[Records about charts and figures]
begin

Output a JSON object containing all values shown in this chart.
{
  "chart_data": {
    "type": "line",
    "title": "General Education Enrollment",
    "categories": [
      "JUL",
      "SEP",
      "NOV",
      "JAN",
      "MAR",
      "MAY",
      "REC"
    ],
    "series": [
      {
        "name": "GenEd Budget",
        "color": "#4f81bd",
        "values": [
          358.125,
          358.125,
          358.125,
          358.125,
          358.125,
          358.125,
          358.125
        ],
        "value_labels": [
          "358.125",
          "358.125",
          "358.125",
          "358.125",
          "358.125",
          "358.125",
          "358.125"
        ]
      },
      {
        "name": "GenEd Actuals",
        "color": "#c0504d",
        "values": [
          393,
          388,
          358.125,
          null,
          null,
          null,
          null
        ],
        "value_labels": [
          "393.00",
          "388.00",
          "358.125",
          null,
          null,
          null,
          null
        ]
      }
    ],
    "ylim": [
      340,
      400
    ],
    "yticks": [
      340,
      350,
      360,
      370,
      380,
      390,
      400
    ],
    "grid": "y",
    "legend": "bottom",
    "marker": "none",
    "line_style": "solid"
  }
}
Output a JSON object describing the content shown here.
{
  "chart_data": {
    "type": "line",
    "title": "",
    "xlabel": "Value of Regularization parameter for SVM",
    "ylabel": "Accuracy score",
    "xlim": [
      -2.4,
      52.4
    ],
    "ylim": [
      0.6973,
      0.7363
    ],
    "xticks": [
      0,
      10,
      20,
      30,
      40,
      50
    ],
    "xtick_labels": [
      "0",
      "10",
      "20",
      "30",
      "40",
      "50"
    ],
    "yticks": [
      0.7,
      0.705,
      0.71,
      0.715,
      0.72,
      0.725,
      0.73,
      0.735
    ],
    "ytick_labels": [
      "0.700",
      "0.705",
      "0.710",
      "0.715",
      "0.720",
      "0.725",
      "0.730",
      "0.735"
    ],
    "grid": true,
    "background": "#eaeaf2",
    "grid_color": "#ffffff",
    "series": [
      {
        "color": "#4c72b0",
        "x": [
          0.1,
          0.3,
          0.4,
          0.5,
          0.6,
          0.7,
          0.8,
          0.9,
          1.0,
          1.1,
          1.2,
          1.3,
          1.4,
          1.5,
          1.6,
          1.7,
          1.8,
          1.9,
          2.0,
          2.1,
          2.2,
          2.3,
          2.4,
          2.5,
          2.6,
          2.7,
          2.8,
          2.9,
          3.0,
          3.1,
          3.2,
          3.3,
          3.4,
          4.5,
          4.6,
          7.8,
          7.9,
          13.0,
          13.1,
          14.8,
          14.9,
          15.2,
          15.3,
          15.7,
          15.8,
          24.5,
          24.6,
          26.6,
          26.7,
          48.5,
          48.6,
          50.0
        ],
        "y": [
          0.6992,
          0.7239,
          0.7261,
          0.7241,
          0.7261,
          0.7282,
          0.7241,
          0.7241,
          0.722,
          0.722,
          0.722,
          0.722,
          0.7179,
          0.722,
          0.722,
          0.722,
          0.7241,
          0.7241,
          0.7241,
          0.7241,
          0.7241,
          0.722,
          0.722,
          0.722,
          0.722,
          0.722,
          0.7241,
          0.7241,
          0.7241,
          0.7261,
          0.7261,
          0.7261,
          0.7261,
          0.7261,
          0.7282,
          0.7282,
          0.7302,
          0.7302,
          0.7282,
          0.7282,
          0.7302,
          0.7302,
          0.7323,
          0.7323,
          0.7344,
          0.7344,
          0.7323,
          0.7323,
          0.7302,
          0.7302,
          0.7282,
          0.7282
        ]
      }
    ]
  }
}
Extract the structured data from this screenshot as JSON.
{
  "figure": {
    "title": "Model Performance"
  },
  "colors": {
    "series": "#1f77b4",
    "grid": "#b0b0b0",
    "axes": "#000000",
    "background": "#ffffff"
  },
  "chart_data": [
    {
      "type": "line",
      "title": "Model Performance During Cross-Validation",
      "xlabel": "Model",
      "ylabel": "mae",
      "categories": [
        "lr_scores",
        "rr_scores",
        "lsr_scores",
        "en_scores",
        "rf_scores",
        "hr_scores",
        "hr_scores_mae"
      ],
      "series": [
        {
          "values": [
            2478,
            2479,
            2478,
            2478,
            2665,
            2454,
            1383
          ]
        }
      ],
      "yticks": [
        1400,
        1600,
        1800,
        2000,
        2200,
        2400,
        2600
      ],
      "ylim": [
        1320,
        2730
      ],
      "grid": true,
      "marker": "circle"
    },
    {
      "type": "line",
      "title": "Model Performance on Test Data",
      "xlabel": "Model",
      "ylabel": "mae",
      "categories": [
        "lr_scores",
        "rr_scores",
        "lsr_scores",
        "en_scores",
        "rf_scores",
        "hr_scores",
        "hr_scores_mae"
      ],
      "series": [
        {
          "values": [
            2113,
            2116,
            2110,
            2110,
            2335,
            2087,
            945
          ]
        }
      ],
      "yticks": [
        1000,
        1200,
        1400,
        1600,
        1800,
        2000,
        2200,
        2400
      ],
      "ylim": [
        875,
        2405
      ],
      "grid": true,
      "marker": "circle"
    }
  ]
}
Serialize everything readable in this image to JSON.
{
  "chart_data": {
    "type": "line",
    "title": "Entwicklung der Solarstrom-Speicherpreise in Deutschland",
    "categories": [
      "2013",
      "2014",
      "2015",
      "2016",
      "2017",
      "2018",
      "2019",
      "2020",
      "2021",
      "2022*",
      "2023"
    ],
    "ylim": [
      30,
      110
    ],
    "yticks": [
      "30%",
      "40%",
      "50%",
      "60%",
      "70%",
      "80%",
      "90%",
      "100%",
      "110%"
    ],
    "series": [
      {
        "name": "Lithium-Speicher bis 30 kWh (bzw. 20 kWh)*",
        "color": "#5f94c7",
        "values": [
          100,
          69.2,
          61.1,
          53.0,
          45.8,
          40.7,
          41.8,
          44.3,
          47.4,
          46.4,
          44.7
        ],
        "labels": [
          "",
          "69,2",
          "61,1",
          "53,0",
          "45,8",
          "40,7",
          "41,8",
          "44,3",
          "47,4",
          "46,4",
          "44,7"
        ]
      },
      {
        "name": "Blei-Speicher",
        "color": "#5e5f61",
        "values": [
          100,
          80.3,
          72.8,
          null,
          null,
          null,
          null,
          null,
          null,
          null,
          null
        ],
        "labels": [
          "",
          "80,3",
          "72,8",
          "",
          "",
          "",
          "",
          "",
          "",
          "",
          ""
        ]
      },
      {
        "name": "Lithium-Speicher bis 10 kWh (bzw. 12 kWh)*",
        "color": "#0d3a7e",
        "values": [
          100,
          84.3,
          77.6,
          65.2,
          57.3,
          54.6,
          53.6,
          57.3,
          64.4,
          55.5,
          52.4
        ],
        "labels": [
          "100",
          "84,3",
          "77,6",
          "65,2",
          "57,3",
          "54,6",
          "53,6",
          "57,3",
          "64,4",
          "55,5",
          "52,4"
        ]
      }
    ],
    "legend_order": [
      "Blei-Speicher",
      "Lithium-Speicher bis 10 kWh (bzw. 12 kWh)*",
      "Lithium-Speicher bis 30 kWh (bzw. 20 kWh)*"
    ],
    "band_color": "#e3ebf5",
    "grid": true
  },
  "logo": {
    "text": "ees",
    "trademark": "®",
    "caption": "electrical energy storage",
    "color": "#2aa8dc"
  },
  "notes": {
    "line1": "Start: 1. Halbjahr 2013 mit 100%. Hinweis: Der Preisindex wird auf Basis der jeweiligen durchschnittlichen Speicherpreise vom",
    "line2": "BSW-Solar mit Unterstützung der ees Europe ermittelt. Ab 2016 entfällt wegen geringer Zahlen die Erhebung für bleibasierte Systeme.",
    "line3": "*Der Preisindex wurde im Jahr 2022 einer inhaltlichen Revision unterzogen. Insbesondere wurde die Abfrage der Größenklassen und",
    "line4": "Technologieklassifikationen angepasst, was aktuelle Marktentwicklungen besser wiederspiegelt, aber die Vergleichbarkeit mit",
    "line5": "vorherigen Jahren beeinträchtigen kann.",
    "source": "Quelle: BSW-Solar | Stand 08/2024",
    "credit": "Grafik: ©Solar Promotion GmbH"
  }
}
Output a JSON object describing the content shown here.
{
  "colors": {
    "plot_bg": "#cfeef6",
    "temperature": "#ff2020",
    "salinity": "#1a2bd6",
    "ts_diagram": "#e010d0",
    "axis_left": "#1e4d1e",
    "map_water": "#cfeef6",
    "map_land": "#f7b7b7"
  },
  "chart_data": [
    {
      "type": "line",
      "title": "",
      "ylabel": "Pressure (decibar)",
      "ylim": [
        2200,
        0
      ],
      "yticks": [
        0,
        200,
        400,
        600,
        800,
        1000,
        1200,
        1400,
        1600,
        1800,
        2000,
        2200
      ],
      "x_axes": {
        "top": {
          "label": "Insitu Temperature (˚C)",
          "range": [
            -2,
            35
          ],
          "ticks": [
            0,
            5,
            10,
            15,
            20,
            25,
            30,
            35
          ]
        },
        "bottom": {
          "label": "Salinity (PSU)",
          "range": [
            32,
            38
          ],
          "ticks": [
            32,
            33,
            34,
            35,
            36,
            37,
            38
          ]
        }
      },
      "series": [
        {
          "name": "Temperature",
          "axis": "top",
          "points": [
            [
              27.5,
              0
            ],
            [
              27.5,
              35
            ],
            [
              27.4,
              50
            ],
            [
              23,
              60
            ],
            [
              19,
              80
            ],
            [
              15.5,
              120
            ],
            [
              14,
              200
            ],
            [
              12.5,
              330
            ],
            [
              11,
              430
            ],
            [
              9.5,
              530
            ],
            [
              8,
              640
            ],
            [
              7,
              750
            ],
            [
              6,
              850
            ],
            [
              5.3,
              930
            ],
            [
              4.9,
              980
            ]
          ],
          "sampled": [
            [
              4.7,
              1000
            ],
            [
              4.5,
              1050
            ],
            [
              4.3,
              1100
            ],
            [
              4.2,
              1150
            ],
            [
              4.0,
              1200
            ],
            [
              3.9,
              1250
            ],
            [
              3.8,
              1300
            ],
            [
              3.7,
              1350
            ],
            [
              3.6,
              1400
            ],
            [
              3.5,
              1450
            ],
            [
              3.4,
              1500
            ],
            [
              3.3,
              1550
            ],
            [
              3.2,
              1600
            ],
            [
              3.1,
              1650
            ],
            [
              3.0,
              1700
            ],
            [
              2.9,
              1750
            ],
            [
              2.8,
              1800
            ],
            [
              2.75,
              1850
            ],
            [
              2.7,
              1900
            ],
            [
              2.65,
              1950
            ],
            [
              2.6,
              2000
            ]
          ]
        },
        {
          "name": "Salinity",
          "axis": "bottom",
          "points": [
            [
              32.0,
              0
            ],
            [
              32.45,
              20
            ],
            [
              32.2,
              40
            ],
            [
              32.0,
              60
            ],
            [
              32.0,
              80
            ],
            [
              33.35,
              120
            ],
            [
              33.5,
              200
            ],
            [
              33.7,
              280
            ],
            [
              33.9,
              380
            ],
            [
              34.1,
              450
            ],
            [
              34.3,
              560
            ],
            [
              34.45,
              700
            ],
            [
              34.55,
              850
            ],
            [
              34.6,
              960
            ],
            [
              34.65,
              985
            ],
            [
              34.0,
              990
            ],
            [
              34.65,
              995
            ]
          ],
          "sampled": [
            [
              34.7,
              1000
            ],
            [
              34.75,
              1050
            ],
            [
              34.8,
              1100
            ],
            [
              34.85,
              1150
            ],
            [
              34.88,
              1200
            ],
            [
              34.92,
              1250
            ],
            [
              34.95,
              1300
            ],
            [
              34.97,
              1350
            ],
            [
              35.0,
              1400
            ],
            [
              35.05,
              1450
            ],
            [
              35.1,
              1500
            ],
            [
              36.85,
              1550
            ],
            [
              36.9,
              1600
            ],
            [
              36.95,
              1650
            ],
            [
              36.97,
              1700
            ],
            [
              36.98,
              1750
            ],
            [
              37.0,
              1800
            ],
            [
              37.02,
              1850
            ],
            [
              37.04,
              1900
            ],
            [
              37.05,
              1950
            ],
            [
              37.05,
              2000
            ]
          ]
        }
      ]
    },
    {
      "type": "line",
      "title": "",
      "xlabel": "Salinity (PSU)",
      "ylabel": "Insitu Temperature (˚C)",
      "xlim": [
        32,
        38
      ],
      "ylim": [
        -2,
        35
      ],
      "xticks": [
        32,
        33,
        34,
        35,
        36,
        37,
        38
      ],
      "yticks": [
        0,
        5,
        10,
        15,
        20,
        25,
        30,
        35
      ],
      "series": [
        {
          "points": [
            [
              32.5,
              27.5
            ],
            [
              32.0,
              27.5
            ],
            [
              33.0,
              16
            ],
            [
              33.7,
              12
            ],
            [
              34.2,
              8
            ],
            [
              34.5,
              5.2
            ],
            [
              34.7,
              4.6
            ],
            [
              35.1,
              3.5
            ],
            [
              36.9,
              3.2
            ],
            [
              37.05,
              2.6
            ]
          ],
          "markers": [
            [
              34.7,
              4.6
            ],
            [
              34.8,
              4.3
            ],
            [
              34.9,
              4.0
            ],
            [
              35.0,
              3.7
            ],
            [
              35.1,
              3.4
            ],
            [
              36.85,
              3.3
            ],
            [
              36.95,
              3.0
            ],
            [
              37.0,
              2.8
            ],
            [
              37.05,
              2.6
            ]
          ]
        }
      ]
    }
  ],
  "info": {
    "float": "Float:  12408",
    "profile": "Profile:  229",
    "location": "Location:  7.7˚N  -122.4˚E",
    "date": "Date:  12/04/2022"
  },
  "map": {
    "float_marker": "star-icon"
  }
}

end

• [TASK DETAILS]:
How many of the lines above hold the word "ffffff"? Give only that number.

• [FINAL ANSWER]:
2